(Figure record listings)
----------

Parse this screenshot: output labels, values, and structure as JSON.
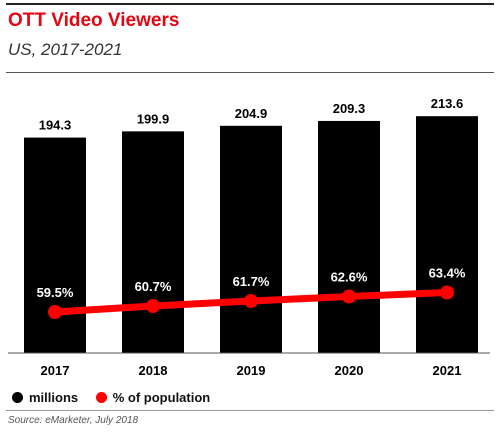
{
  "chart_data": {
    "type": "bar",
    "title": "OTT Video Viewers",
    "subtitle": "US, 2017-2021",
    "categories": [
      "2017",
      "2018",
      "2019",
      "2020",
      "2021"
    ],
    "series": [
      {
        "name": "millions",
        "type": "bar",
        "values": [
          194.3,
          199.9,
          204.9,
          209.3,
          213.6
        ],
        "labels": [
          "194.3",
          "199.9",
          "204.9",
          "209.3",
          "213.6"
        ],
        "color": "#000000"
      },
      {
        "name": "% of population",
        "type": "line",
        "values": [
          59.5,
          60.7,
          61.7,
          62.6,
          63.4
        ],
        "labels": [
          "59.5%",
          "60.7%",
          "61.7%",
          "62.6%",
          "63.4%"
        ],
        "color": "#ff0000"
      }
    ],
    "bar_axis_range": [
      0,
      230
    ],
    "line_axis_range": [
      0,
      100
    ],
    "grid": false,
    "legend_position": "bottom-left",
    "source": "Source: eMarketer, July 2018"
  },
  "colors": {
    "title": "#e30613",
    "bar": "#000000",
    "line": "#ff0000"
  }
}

----------

Your instructions: Each entry should be repeated exactly as it appears; the pictures stay out.

Final result:
Parse this screenshot: output labels, values, and structure as JSON.
{
  "chart_data": {
    "type": "bar",
    "title": "OTT Video Viewers",
    "subtitle": "US, 2017-2021",
    "categories": [
      "2017",
      "2018",
      "2019",
      "2020",
      "2021"
    ],
    "series": [
      {
        "name": "millions",
        "type": "bar",
        "values": [
          194.3,
          199.9,
          204.9,
          209.3,
          213.6
        ],
        "labels": [
          "194.3",
          "199.9",
          "204.9",
          "209.3",
          "213.6"
        ],
        "color": "#000000"
      },
      {
        "name": "% of population",
        "type": "line",
        "values": [
          59.5,
          60.7,
          61.7,
          62.6,
          63.4
        ],
        "labels": [
          "59.5%",
          "60.7%",
          "61.7%",
          "62.6%",
          "63.4%"
        ],
        "color": "#ff0000"
      }
    ],
    "bar_axis_range": [
      0,
      230
    ],
    "line_axis_range": [
      0,
      100
    ],
    "grid": false,
    "legend_position": "bottom-left",
    "source": "Source: eMarketer, July 2018"
  },
  "colors": {
    "title": "#e30613",
    "bar": "#000000",
    "line": "#ff0000"
  }
}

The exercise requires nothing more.